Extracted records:
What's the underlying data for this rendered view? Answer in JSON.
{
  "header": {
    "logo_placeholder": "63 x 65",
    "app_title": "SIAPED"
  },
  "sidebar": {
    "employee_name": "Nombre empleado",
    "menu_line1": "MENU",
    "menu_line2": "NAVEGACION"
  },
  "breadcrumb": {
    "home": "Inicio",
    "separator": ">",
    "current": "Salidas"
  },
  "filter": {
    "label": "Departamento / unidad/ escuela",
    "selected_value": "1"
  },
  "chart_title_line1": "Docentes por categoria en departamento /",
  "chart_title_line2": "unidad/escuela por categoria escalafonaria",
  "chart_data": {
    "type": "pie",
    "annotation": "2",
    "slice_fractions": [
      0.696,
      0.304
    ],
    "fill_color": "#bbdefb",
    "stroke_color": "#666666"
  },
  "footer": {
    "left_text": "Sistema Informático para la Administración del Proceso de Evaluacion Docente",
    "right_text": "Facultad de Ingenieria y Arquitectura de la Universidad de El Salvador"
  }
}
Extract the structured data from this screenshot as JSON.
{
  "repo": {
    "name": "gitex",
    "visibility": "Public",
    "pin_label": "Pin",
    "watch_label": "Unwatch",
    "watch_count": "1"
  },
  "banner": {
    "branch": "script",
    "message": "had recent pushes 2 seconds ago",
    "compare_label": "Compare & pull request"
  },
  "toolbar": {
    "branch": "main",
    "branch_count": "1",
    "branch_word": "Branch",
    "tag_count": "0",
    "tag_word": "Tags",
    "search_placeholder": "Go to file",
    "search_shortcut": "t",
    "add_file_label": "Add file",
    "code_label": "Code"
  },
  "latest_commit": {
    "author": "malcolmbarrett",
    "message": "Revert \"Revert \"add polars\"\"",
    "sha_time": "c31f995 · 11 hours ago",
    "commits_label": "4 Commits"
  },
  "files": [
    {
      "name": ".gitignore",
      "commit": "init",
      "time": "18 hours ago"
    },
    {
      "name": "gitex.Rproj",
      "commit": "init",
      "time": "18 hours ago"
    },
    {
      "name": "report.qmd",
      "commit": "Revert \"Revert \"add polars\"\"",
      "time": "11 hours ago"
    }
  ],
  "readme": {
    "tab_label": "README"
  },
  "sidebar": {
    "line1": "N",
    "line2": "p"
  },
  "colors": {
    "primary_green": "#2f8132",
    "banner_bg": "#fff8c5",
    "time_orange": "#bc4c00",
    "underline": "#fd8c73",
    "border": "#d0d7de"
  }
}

What you will do » State how many lines of the entries above include the word "unidad", offering no text other than the number.

Expected answer » 2